[START Information provided]
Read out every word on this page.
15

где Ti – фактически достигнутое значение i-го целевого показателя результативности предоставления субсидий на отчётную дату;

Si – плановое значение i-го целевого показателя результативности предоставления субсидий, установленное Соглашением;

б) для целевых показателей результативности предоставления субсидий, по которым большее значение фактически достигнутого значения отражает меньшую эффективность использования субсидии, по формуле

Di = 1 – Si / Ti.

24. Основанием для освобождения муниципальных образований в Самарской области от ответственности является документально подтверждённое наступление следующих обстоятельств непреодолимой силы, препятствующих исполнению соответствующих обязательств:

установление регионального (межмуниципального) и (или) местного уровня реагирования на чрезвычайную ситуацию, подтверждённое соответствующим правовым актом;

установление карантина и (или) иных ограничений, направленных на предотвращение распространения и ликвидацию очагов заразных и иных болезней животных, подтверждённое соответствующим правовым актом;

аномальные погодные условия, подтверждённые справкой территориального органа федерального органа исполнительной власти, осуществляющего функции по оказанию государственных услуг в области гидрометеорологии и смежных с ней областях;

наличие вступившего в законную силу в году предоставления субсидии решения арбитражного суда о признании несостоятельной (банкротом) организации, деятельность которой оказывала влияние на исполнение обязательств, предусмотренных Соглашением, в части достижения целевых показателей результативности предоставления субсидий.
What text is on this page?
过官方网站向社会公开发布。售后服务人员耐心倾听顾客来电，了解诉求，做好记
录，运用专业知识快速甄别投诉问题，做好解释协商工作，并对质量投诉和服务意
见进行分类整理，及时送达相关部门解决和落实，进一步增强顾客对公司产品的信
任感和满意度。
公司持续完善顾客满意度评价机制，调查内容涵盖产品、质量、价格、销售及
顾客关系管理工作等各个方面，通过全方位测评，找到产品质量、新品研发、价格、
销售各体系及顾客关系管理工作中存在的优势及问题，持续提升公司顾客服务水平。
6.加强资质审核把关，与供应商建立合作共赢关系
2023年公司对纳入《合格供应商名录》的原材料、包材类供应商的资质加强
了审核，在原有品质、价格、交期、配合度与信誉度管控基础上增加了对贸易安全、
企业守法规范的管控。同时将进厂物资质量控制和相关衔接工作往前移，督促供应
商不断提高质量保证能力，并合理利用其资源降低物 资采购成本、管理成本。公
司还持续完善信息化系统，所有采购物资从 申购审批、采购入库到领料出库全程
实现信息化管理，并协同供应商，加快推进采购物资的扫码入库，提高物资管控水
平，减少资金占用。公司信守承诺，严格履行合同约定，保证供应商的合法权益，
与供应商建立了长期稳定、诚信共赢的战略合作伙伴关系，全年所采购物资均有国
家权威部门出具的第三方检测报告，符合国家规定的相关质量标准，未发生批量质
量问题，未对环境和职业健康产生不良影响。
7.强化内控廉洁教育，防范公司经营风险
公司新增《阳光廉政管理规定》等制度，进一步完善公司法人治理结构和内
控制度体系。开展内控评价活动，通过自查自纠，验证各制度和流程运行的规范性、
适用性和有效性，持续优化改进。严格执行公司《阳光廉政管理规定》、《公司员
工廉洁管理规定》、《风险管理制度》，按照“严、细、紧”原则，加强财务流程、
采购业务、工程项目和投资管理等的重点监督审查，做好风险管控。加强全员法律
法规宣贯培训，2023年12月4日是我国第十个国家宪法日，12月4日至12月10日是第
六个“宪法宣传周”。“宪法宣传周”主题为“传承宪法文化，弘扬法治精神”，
[END Information provided]
Requirements:
Repeat all the entries exactly as given.

Solution to the exercise:
Read out every word on this page.
15

где Ti – фактически достигнутое значение i-го целевого показателя результативности предоставления субсидий на отчётную дату;

Si – плановое значение i-го целевого показателя результативности предоставления субсидий, установленное Соглашением;

б) для целевых показателей результативности предоставления субсидий, по которым большее значение фактически достигнутого значения отражает меньшую эффективность использования субсидии, по формуле

Di = 1 – Si / Ti.

24. Основанием для освобождения муниципальных образований в Самарской области от ответственности является документально подтверждённое наступление следующих обстоятельств непреодолимой силы, препятствующих исполнению соответствующих обязательств:

установление регионального (межмуниципального) и (или) местного уровня реагирования на чрезвычайную ситуацию, подтверждённое соответствующим правовым актом;

установление карантина и (или) иных ограничений, направленных на предотвращение распространения и ликвидацию очагов заразных и иных болезней животных, подтверждённое соответствующим правовым актом;

аномальные погодные условия, подтверждённые справкой территориального органа федерального органа исполнительной власти, осуществляющего функции по оказанию государственных услуг в области гидрометеорологии и смежных с ней областях;

наличие вступившего в законную силу в году предоставления субсидии решения арбитражного суда о признании несостоятельной (банкротом) организации, деятельность которой оказывала влияние на исполнение обязательств, предусмотренных Соглашением, в части достижения целевых показателей результативности предоставления субсидий.
What text is on this page?
过官方网站向社会公开发布。售后服务人员耐心倾听顾客来电，了解诉求，做好记
录，运用专业知识快速甄别投诉问题，做好解释协商工作，并对质量投诉和服务意
见进行分类整理，及时送达相关部门解决和落实，进一步增强顾客对公司产品的信
任感和满意度。
公司持续完善顾客满意度评价机制，调查内容涵盖产品、质量、价格、销售及
顾客关系管理工作等各个方面，通过全方位测评，找到产品质量、新品研发、价格、
销售各体系及顾客关系管理工作中存在的优势及问题，持续提升公司顾客服务水平。
6.加强资质审核把关，与供应商建立合作共赢关系
2023年公司对纳入《合格供应商名录》的原材料、包材类供应商的资质加强
了审核，在原有品质、价格、交期、配合度与信誉度管控基础上增加了对贸易安全、
企业守法规范的管控。同时将进厂物资质量控制和相关衔接工作往前移，督促供应
商不断提高质量保证能力，并合理利用其资源降低物 资采购成本、管理成本。公
司还持续完善信息化系统，所有采购物资从 申购审批、采购入库到领料出库全程
实现信息化管理，并协同供应商，加快推进采购物资的扫码入库，提高物资管控水
平，减少资金占用。公司信守承诺，严格履行合同约定，保证供应商的合法权益，
与供应商建立了长期稳定、诚信共赢的战略合作伙伴关系，全年所采购物资均有国
家权威部门出具的第三方检测报告，符合国家规定的相关质量标准，未发生批量质
量问题，未对环境和职业健康产生不良影响。
7.强化内控廉洁教育，防范公司经营风险
公司新增《阳光廉政管理规定》等制度，进一步完善公司法人治理结构和内
控制度体系。开展内控评价活动，通过自查自纠，验证各制度和流程运行的规范性、
适用性和有效性，持续优化改进。严格执行公司《阳光廉政管理规定》、《公司员
工廉洁管理规定》、《风险管理制度》，按照“严、细、紧”原则，加强财务流程、
采购业务、工程项目和投资管理等的重点监督审查，做好风险管控。加强全员法律
法规宣贯培训，2023年12月4日是我国第十个国家宪法日，12月4日至12月10日是第
六个“宪法宣传周”。“宪法宣传周”主题为“传承宪法文化，弘扬法治精神”，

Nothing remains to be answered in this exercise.